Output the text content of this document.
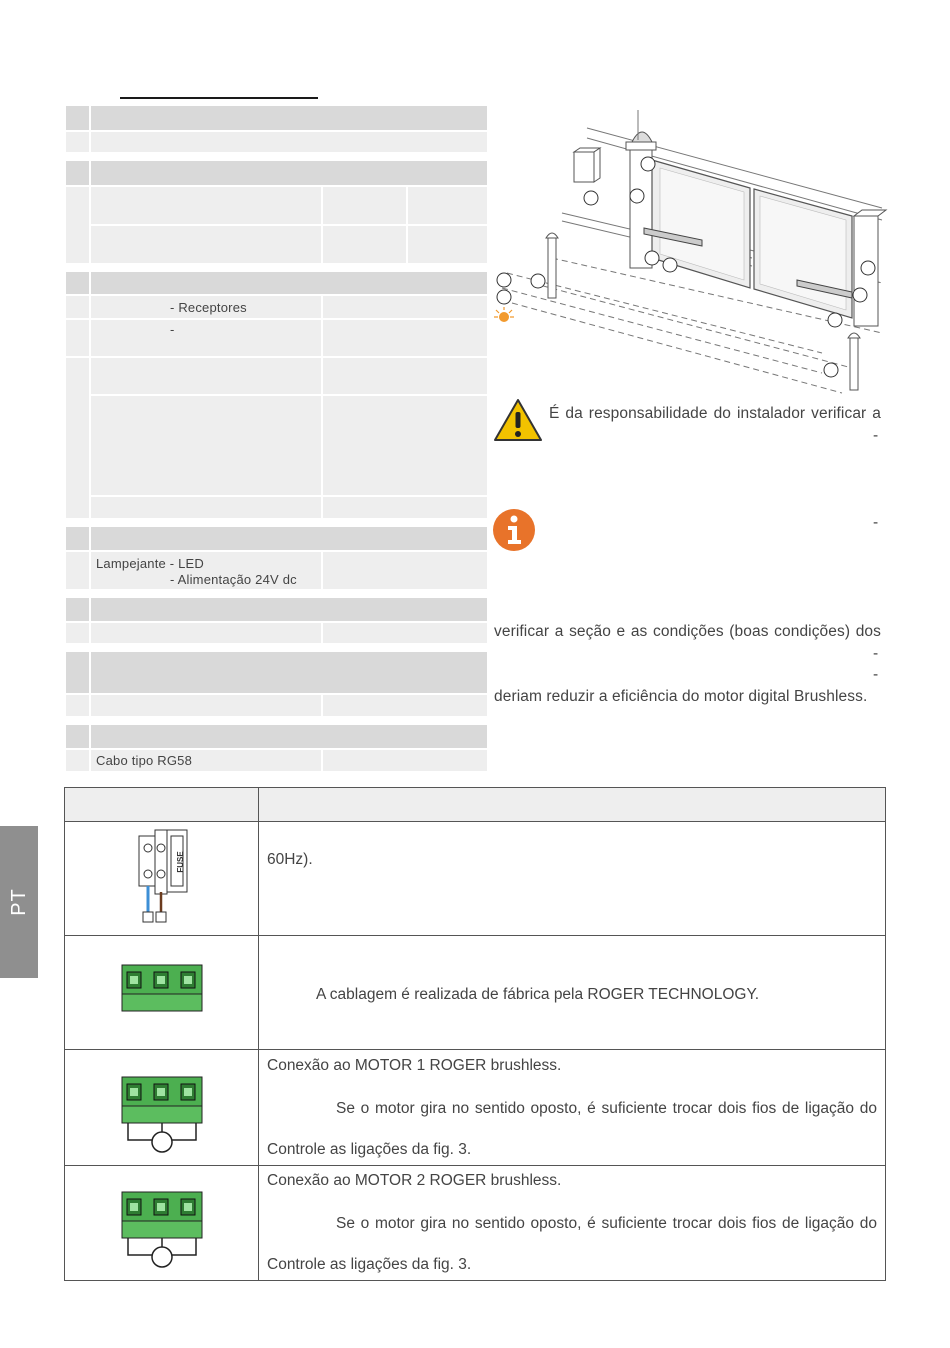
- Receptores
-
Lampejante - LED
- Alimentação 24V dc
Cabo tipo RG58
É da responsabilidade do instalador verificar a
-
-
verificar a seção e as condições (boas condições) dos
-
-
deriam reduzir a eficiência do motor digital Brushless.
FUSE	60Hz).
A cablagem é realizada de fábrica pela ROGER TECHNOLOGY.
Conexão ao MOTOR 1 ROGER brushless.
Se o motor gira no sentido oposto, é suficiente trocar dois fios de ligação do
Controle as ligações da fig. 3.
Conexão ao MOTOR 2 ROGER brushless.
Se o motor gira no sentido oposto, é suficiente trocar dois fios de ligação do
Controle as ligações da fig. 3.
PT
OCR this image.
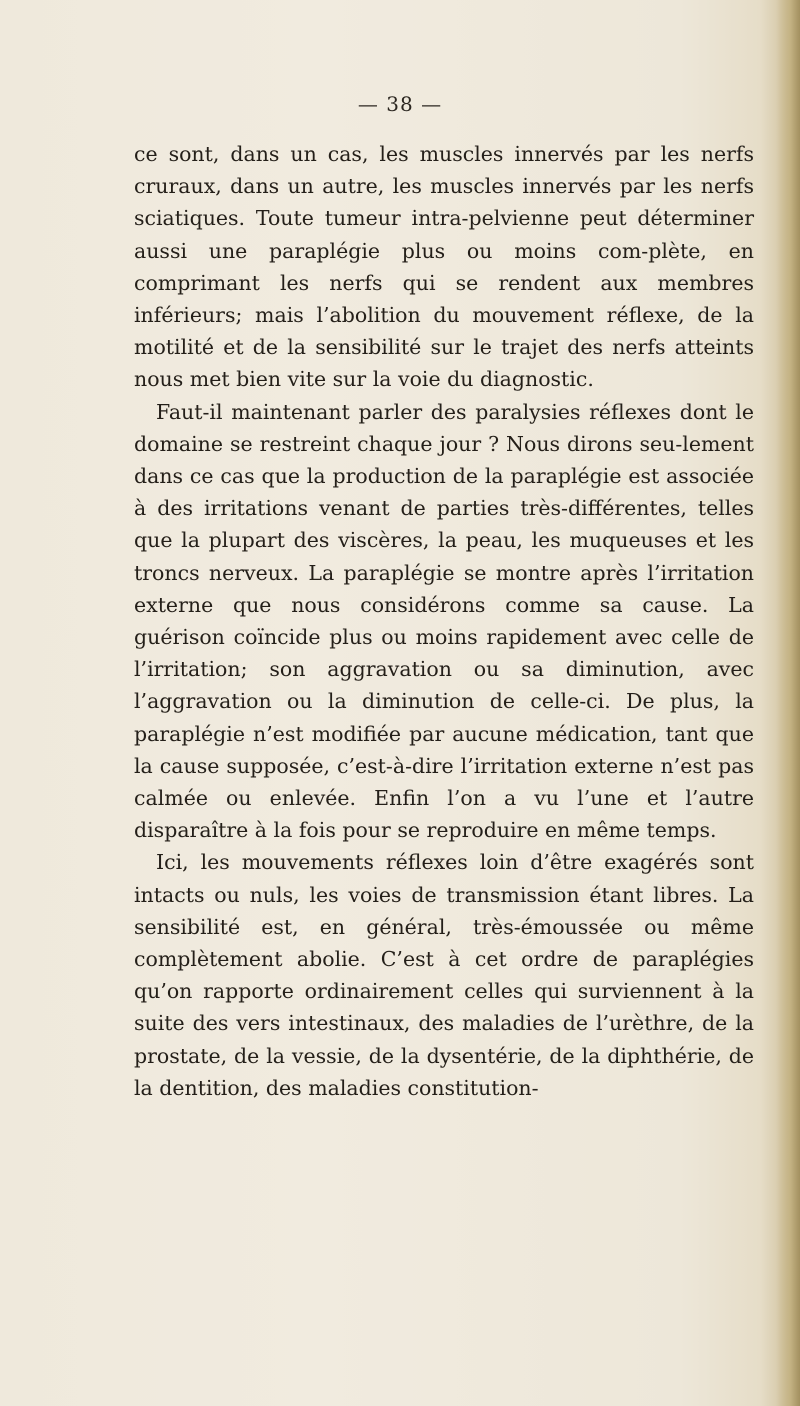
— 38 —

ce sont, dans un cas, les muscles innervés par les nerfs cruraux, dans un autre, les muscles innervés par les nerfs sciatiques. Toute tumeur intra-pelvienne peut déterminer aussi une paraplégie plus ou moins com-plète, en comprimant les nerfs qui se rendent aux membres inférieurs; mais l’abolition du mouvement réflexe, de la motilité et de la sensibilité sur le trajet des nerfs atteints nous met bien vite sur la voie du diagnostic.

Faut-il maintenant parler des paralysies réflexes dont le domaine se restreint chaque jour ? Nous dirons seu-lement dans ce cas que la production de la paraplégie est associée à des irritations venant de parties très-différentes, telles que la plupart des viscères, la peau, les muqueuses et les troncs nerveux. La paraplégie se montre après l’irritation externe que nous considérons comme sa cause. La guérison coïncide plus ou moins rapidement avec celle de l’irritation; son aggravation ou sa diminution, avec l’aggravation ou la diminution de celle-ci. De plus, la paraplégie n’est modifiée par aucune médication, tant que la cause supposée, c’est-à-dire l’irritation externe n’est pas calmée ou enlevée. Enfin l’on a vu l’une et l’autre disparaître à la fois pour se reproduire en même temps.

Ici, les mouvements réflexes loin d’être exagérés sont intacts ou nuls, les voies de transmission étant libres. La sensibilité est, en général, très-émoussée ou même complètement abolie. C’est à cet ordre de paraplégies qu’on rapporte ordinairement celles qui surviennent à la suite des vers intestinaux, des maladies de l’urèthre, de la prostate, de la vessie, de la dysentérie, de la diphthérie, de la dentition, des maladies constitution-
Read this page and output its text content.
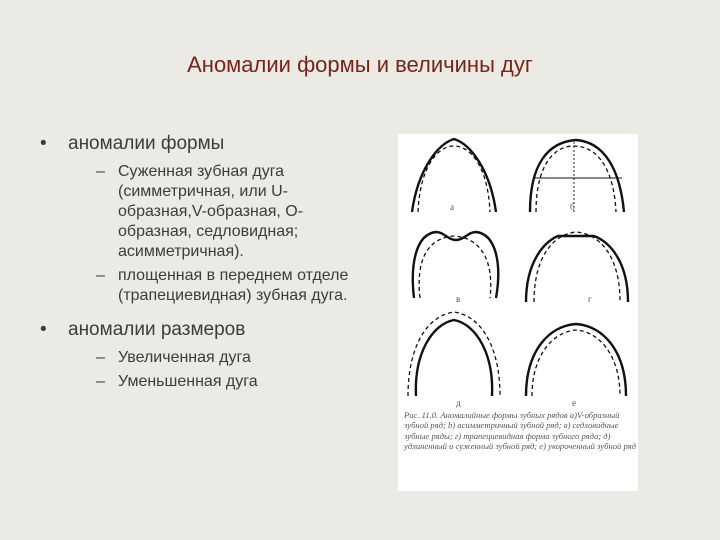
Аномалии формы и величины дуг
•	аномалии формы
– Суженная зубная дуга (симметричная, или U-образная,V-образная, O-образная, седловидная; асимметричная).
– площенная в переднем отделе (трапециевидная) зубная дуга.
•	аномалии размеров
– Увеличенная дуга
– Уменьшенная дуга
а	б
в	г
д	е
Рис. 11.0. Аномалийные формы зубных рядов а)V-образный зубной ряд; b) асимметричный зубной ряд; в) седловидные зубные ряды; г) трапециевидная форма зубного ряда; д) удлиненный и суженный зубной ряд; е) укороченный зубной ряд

PROBLEM: Leave out all images, then reproduce the entries above exactly.

SOLUTION FOR THIS TASK:
Output the text content of this document.
- Receptores
-
Lampejante - LED
- Alimentação 24V dc
Cabo tipo RG58
É da responsabilidade do instalador verificar a
-
-
verificar a seção e as condições (boas condições) dos
-
-
deriam reduzir a eficiência do motor digital Brushless.
FUSE	60Hz).
A cablagem é realizada de fábrica pela ROGER TECHNOLOGY.
Conexão ao MOTOR 1 ROGER brushless.
Se o motor gira no sentido oposto, é suficiente trocar dois fios de ligação do
Controle as ligações da fig. 3.
Conexão ao MOTOR 2 ROGER brushless.
Se o motor gira no sentido oposto, é suficiente trocar dois fios de ligação do
Controle as ligações da fig. 3.
PT
OCR this image.
— 38 —

ce sont, dans un cas, les muscles innervés par les nerfs cruraux, dans un autre, les muscles innervés par les nerfs sciatiques. Toute tumeur intra-pelvienne peut déterminer aussi une paraplégie plus ou moins com-plète, en comprimant les nerfs qui se rendent aux membres inférieurs; mais l’abolition du mouvement réflexe, de la motilité et de la sensibilité sur le trajet des nerfs atteints nous met bien vite sur la voie du diagnostic.

Faut-il maintenant parler des paralysies réflexes dont le domaine se restreint chaque jour ? Nous dirons seu-lement dans ce cas que la production de la paraplégie est associée à des irritations venant de parties très-différentes, telles que la plupart des viscères, la peau, les muqueuses et les troncs nerveux. La paraplégie se montre après l’irritation externe que nous considérons comme sa cause. La guérison coïncide plus ou moins rapidement avec celle de l’irritation; son aggravation ou sa diminution, avec l’aggravation ou la diminution de celle-ci. De plus, la paraplégie n’est modifiée par aucune médication, tant que la cause supposée, c’est-à-dire l’irritation externe n’est pas calmée ou enlevée. Enfin l’on a vu l’une et l’autre disparaître à la fois pour se reproduire en même temps.

Ici, les mouvements réflexes loin d’être exagérés sont intacts ou nuls, les voies de transmission étant libres. La sensibilité est, en général, très-émoussée ou même complètement abolie. C’est à cet ordre de paraplégies qu’on rapporte ordinairement celles qui surviennent à la suite des vers intestinaux, des maladies de l’urèthre, de la prostate, de la vessie, de la dysentérie, de la diphthérie, de la dentition, des maladies constitution-
Read this page and output its text content.
Аномалии формы и величины дуг
•	аномалии формы
– Суженная зубная дуга (симметричная, или U-образная,V-образная, O-образная, седловидная; асимметричная).
– площенная в переднем отделе (трапециевидная) зубная дуга.
•	аномалии размеров
– Увеличенная дуга
– Уменьшенная дуга
а	б
в	г
д	е
Рис. 11.0. Аномалийные формы зубных рядов а)V-образный зубной ряд; b) асимметричный зубной ряд; в) седловидные зубные ряды; г) трапециевидная форма зубного ряда; д) удлиненный и суженный зубной ряд; е) укороченный зубной ряд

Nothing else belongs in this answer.